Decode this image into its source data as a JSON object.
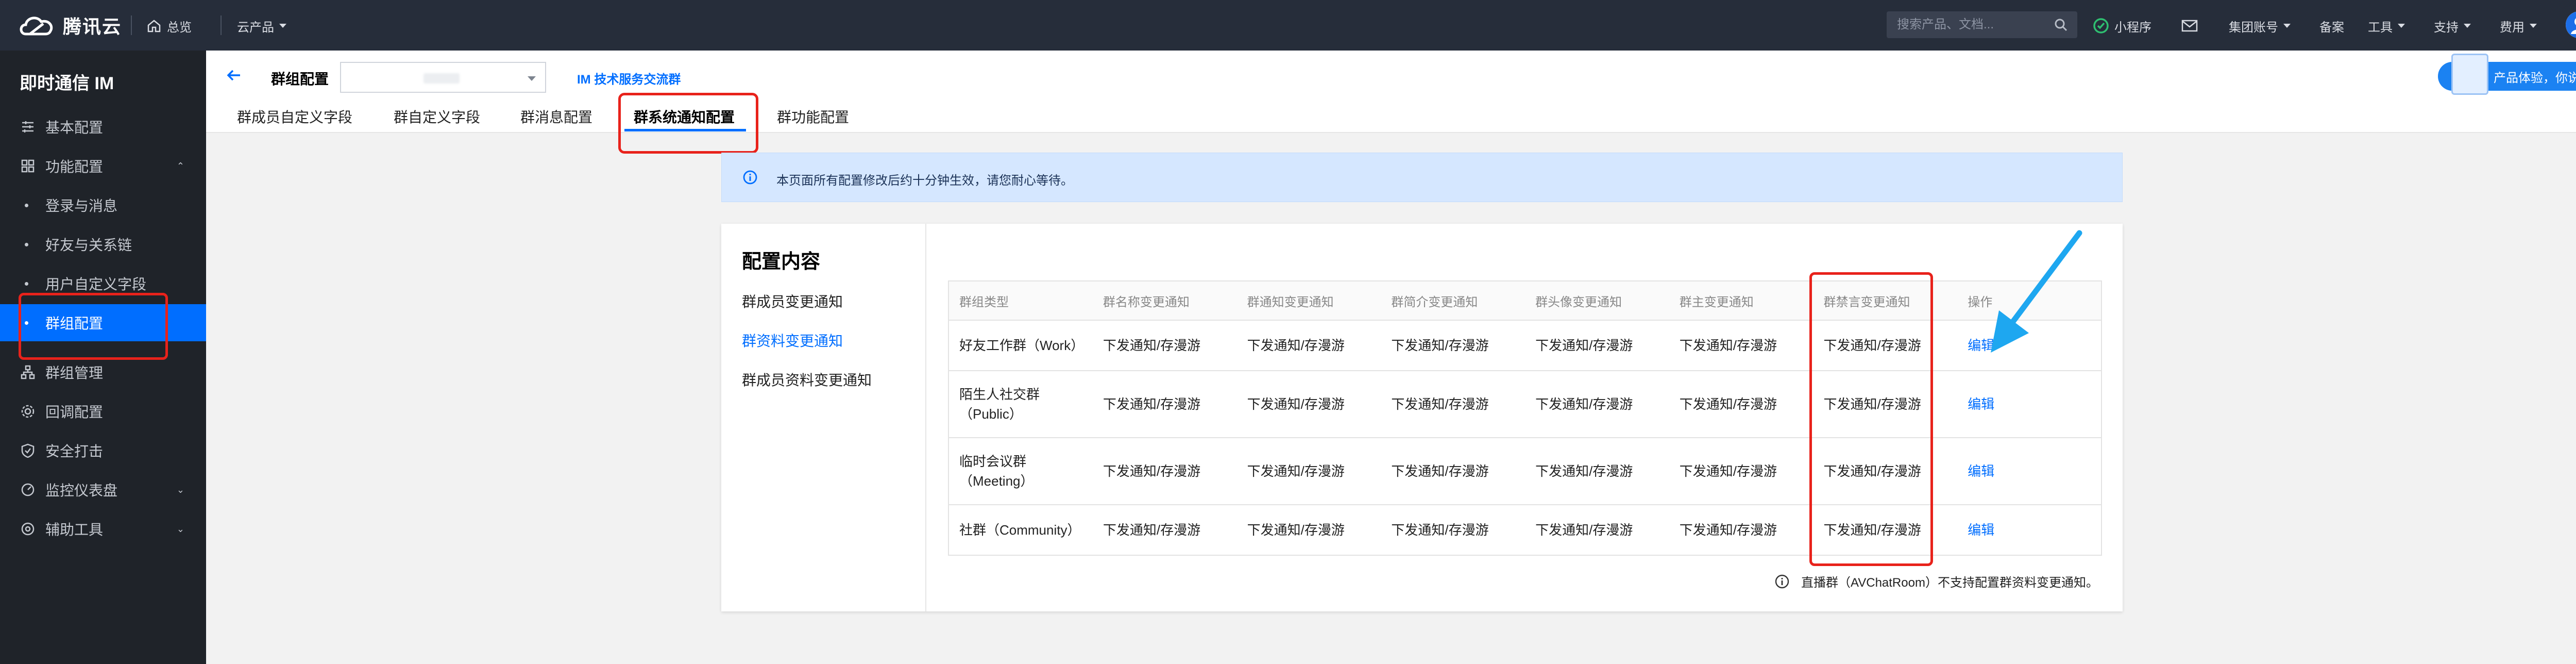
{
  "topbar": {
    "brand": "腾讯云",
    "nav": [
      {
        "label": "总览",
        "icon": "home-icon"
      },
      {
        "label": "云产品",
        "icon": "chevron-down-icon"
      }
    ],
    "search_placeholder": "搜索产品、文档...",
    "right_items": [
      {
        "label": "小程序",
        "icon": "mini-program-icon"
      },
      {
        "label": "",
        "icon": "mail-icon"
      },
      {
        "label": "集团账号",
        "icon": "chevron-down-icon"
      },
      {
        "label": "备案",
        "icon": ""
      },
      {
        "label": "工具",
        "icon": "chevron-down-icon"
      },
      {
        "label": "支持",
        "icon": "chevron-down-icon"
      },
      {
        "label": "费用",
        "icon": "chevron-down-icon"
      }
    ]
  },
  "sidebar": {
    "title": "即时通信 IM",
    "items": [
      {
        "label": "基本配置",
        "icon": "list-icon",
        "type": "top"
      },
      {
        "label": "功能配置",
        "icon": "grid-icon",
        "type": "top",
        "expanded": true
      },
      {
        "label": "登录与消息",
        "type": "sub"
      },
      {
        "label": "好友与关系链",
        "type": "sub"
      },
      {
        "label": "用户自定义字段",
        "type": "sub"
      },
      {
        "label": "群组配置",
        "type": "sub",
        "active": true
      },
      {
        "label": "群组管理",
        "icon": "org-icon",
        "type": "top"
      },
      {
        "label": "回调配置",
        "icon": "settings-icon",
        "type": "top"
      },
      {
        "label": "安全打击",
        "icon": "shield-icon",
        "type": "top"
      },
      {
        "label": "监控仪表盘",
        "icon": "gauge-icon",
        "type": "top",
        "collapsed": true
      },
      {
        "label": "辅助工具",
        "icon": "tool-icon",
        "type": "top",
        "collapsed": true
      }
    ]
  },
  "header": {
    "title": "群组配置",
    "group_link": "IM 技术服务交流群",
    "tabs": [
      "群成员自定义字段",
      "群自定义字段",
      "群消息配置",
      "群系统通知配置",
      "群功能配置"
    ],
    "active_tab": 3,
    "promo": "产品体验，你说了算"
  },
  "notice": {
    "text": "本页面所有配置修改后约十分钟生效，请您耐心等待。"
  },
  "card": {
    "title": "配置内容",
    "nav": [
      "群成员变更通知",
      "群资料变更通知",
      "群成员资料变更通知"
    ],
    "active_nav": 1,
    "columns": [
      "群组类型",
      "群名称变更通知",
      "群通知变更通知",
      "群简介变更通知",
      "群头像变更通知",
      "群主变更通知",
      "群禁言变更通知",
      "操作"
    ],
    "rows": [
      {
        "type": [
          "好友工作群（Work）"
        ],
        "values": [
          "下发通知/存漫游",
          "下发通知/存漫游",
          "下发通知/存漫游",
          "下发通知/存漫游",
          "下发通知/存漫游",
          "下发通知/存漫游"
        ],
        "action": "编辑"
      },
      {
        "type": [
          "陌生人社交群",
          "（Public）"
        ],
        "values": [
          "下发通知/存漫游",
          "下发通知/存漫游",
          "下发通知/存漫游",
          "下发通知/存漫游",
          "下发通知/存漫游",
          "下发通知/存漫游"
        ],
        "action": "编辑"
      },
      {
        "type": [
          "临时会议群",
          "（Meeting）"
        ],
        "values": [
          "下发通知/存漫游",
          "下发通知/存漫游",
          "下发通知/存漫游",
          "下发通知/存漫游",
          "下发通知/存漫游",
          "下发通知/存漫游"
        ],
        "action": "编辑"
      },
      {
        "type": [
          "社群（Community）"
        ],
        "values": [
          "下发通知/存漫游",
          "下发通知/存漫游",
          "下发通知/存漫游",
          "下发通知/存漫游",
          "下发通知/存漫游",
          "下发通知/存漫游"
        ],
        "action": "编辑"
      }
    ],
    "footnote": "直播群（AVChatRoom）不支持配置群资料变更通知。"
  },
  "colors": {
    "topbar": "#262d3a",
    "sidebar": "#1f2329",
    "accent": "#006eff",
    "highlight": "#e8221b",
    "notice_bg": "#d5e7ff",
    "arrow": "#1ea7f0"
  }
}
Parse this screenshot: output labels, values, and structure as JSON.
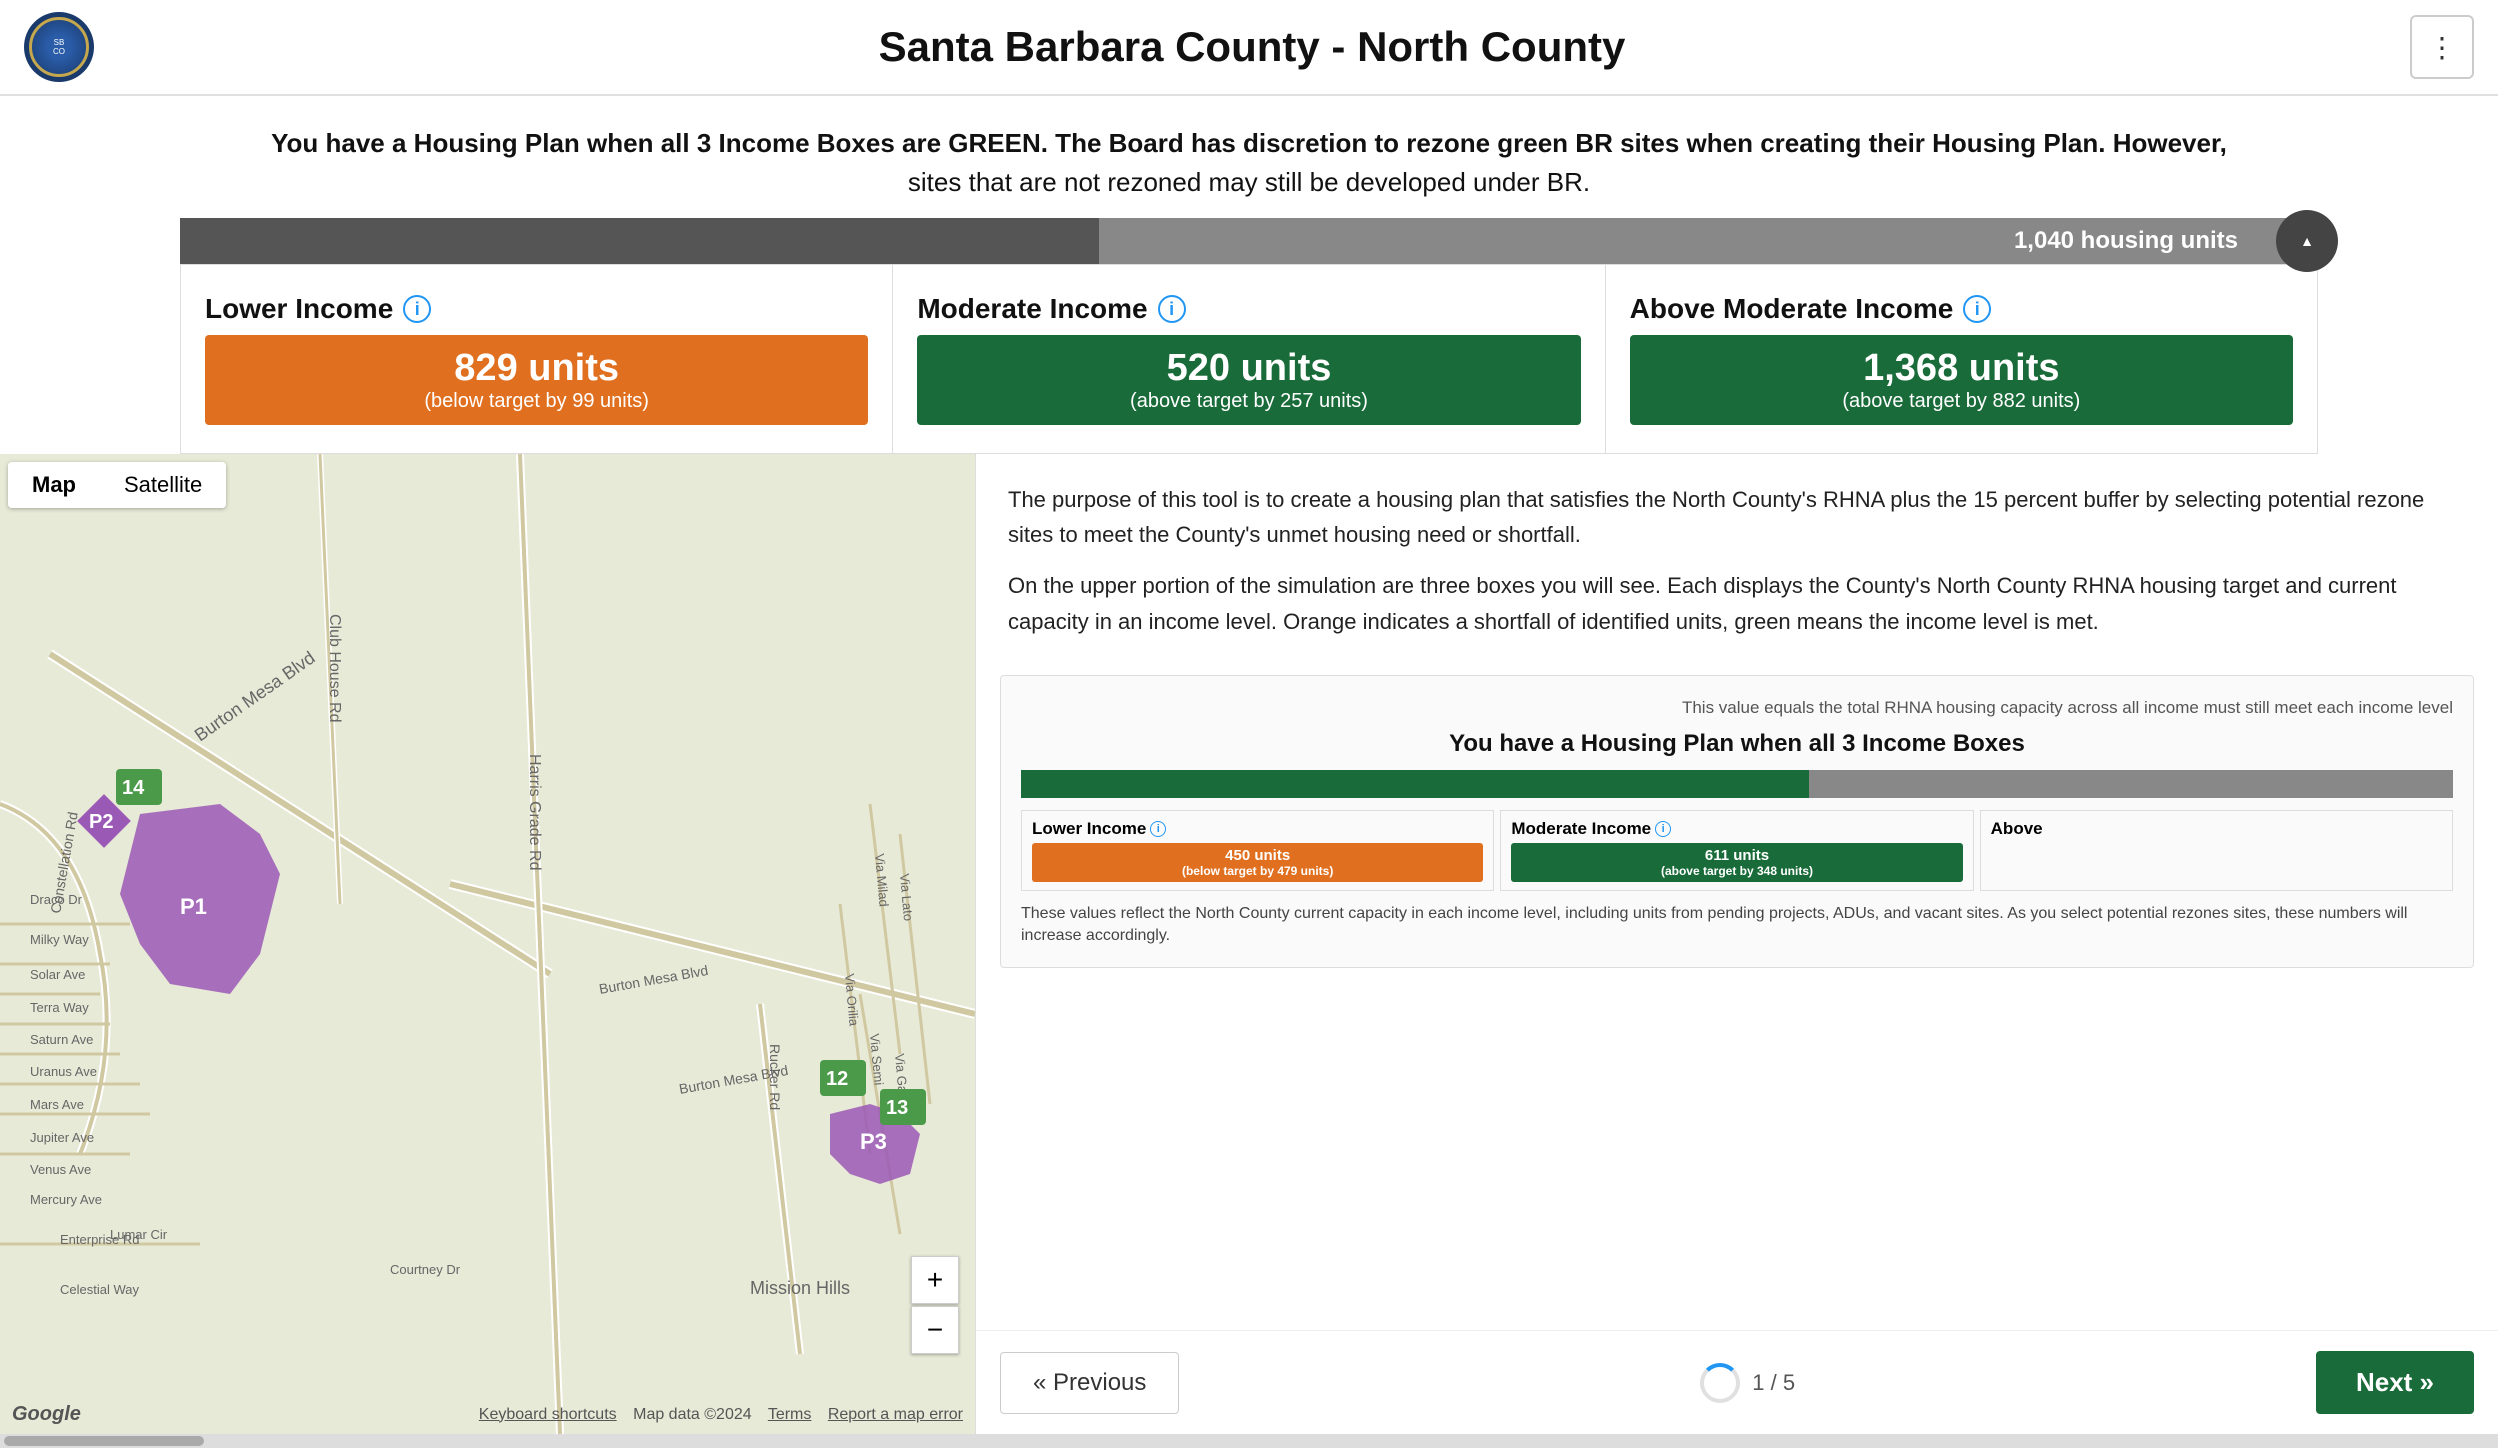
{
  "header": {
    "title": "Santa Barbara County - North County",
    "menu_icon": "⋮"
  },
  "info_banner": {
    "line1": "You have a Housing Plan when all 3 Income Boxes are GREEN. The Board has discretion to rezone green BR sites when creating their Housing Plan. However,",
    "line2": "sites that are not rezoned may still be developed under BR."
  },
  "progress_bar": {
    "label": "1,040 housing units"
  },
  "income_boxes": [
    {
      "label": "Lower Income",
      "units": "829 units",
      "sub": "(below target by 99 units)",
      "type": "orange"
    },
    {
      "label": "Moderate Income",
      "units": "520 units",
      "sub": "(above target by 257 units)",
      "type": "green"
    },
    {
      "label": "Above Moderate Income",
      "units": "1,368 units",
      "sub": "(above target by 882 units)",
      "type": "green"
    }
  ],
  "map": {
    "tab_map": "Map",
    "tab_satellite": "Satellite",
    "zoom_in": "+",
    "zoom_out": "−",
    "footer": {
      "keyboard": "Keyboard shortcuts",
      "data": "Map data ©2024",
      "terms": "Terms",
      "report": "Report a map error"
    },
    "google_label": "Google"
  },
  "info_panel": {
    "paragraph1": "The purpose of this tool is to create a housing plan that satisfies the North County's RHNA plus the 15 percent buffer by selecting potential rezone sites to meet the County's unmet housing need or shortfall.",
    "paragraph2": "On the upper portion of the simulation are three boxes you will see. Each displays the County's North County RHNA housing target and current capacity in an income level. Orange indicates a shortfall of identified units, green means the income level is met.",
    "mini_note": "This value equals the total RHNA housing capacity across all income must still meet each income level",
    "mini_title": "You have a Housing Plan when all 3 Income Boxes",
    "mini_income": [
      {
        "label": "Lower Income",
        "units": "450 units",
        "sub": "(below target by 479 units)",
        "type": "orange"
      },
      {
        "label": "Moderate Income",
        "units": "611 units",
        "sub": "(above target by 348 units)",
        "type": "green"
      },
      {
        "label": "Above",
        "units": "",
        "sub": "",
        "type": "none"
      }
    ],
    "mini_footer": "These values reflect the North County current capacity in each income level, including units from pending projects, ADUs, and vacant sites. As you select potential rezones sites, these numbers will increase accordingly.",
    "nav": {
      "prev_label": "« Previous",
      "page_label": "1 / 5",
      "next_label": "Next »"
    }
  },
  "bottom_scrollbar": {}
}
━━━━━━
Check each line above for the word "still" and copy the ones that have it.

**Task solution**
    "line2": "sites that are not rezoned may still be developed under BR."
    "mini_note": "This value equals the total RHNA housing capacity across all income must still meet each income level",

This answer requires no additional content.